Write out the listing below again, precisely as it is given.

******************************

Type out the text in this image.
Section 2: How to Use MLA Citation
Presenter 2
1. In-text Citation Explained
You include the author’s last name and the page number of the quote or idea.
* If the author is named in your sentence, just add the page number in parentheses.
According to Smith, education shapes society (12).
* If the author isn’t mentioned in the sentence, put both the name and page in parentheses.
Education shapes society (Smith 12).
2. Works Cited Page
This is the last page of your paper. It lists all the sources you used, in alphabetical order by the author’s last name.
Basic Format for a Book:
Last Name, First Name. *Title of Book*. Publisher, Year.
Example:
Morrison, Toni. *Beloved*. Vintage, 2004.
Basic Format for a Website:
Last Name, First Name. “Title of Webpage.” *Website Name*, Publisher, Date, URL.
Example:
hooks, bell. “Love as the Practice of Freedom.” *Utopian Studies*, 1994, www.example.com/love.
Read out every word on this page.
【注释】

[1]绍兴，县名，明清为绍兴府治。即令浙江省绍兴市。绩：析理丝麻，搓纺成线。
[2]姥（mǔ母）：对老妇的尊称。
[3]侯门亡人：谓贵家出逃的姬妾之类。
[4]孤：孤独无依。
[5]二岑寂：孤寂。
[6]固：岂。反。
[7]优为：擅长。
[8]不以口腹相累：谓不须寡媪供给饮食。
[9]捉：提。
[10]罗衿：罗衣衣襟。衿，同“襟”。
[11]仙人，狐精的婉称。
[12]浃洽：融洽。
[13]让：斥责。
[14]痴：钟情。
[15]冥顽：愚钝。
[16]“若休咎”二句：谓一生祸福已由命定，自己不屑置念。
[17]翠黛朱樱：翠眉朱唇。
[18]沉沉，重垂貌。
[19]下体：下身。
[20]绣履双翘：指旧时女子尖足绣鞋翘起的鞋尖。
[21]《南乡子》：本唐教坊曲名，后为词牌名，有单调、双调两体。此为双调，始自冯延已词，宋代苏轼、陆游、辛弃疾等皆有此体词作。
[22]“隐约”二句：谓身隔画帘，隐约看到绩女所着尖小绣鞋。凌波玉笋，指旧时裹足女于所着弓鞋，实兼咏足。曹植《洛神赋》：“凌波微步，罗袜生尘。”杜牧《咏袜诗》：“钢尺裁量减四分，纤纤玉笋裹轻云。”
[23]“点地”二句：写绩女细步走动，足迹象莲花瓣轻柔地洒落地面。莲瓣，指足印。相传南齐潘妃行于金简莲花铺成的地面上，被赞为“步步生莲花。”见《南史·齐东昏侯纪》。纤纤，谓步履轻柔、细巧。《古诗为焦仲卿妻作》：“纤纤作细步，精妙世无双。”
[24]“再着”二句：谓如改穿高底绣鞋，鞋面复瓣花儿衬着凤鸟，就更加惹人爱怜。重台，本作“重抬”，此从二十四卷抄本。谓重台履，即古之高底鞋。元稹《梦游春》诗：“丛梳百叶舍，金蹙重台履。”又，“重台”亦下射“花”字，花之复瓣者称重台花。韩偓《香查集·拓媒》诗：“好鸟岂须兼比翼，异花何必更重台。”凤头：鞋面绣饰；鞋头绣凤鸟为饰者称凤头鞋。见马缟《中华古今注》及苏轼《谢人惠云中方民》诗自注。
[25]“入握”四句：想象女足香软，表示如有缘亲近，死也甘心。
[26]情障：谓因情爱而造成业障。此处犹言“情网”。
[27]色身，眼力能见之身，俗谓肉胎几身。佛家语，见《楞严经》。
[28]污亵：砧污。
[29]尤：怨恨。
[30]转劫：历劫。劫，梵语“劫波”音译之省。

******************************

> _RESULT OF THE EXERCISE_:
Type out the text in this image.
Section 2: How to Use MLA Citation
Presenter 2
1. In-text Citation Explained
You include the author’s last name and the page number of the quote or idea.
* If the author is named in your sentence, just add the page number in parentheses.
According to Smith, education shapes society (12).
* If the author isn’t mentioned in the sentence, put both the name and page in parentheses.
Education shapes society (Smith 12).
2. Works Cited Page
This is the last page of your paper. It lists all the sources you used, in alphabetical order by the author’s last name.
Basic Format for a Book:
Last Name, First Name. *Title of Book*. Publisher, Year.
Example:
Morrison, Toni. *Beloved*. Vintage, 2004.
Basic Format for a Website:
Last Name, First Name. “Title of Webpage.” *Website Name*, Publisher, Date, URL.
Example:
hooks, bell. “Love as the Practice of Freedom.” *Utopian Studies*, 1994, www.example.com/love.
Read out every word on this page.
【注释】

[1]绍兴，县名，明清为绍兴府治。即令浙江省绍兴市。绩：析理丝麻，搓纺成线。
[2]姥（mǔ母）：对老妇的尊称。
[3]侯门亡人：谓贵家出逃的姬妾之类。
[4]孤：孤独无依。
[5]二岑寂：孤寂。
[6]固：岂。反。
[7]优为：擅长。
[8]不以口腹相累：谓不须寡媪供给饮食。
[9]捉：提。
[10]罗衿：罗衣衣襟。衿，同“襟”。
[11]仙人，狐精的婉称。
[12]浃洽：融洽。
[13]让：斥责。
[14]痴：钟情。
[15]冥顽：愚钝。
[16]“若休咎”二句：谓一生祸福已由命定，自己不屑置念。
[17]翠黛朱樱：翠眉朱唇。
[18]沉沉，重垂貌。
[19]下体：下身。
[20]绣履双翘：指旧时女子尖足绣鞋翘起的鞋尖。
[21]《南乡子》：本唐教坊曲名，后为词牌名，有单调、双调两体。此为双调，始自冯延已词，宋代苏轼、陆游、辛弃疾等皆有此体词作。
[22]“隐约”二句：谓身隔画帘，隐约看到绩女所着尖小绣鞋。凌波玉笋，指旧时裹足女于所着弓鞋，实兼咏足。曹植《洛神赋》：“凌波微步，罗袜生尘。”杜牧《咏袜诗》：“钢尺裁量减四分，纤纤玉笋裹轻云。”
[23]“点地”二句：写绩女细步走动，足迹象莲花瓣轻柔地洒落地面。莲瓣，指足印。相传南齐潘妃行于金简莲花铺成的地面上，被赞为“步步生莲花。”见《南史·齐东昏侯纪》。纤纤，谓步履轻柔、细巧。《古诗为焦仲卿妻作》：“纤纤作细步，精妙世无双。”
[24]“再着”二句：谓如改穿高底绣鞋，鞋面复瓣花儿衬着凤鸟，就更加惹人爱怜。重台，本作“重抬”，此从二十四卷抄本。谓重台履，即古之高底鞋。元稹《梦游春》诗：“丛梳百叶舍，金蹙重台履。”又，“重台”亦下射“花”字，花之复瓣者称重台花。韩偓《香查集·拓媒》诗：“好鸟岂须兼比翼，异花何必更重台。”凤头：鞋面绣饰；鞋头绣凤鸟为饰者称凤头鞋。见马缟《中华古今注》及苏轼《谢人惠云中方民》诗自注。
[25]“入握”四句：想象女足香软，表示如有缘亲近，死也甘心。
[26]情障：谓因情爱而造成业障。此处犹言“情网”。
[27]色身，眼力能见之身，俗谓肉胎几身。佛家语，见《楞严经》。
[28]污亵：砧污。
[29]尤：怨恨。
[30]转劫：历劫。劫，梵语“劫波”音译之省。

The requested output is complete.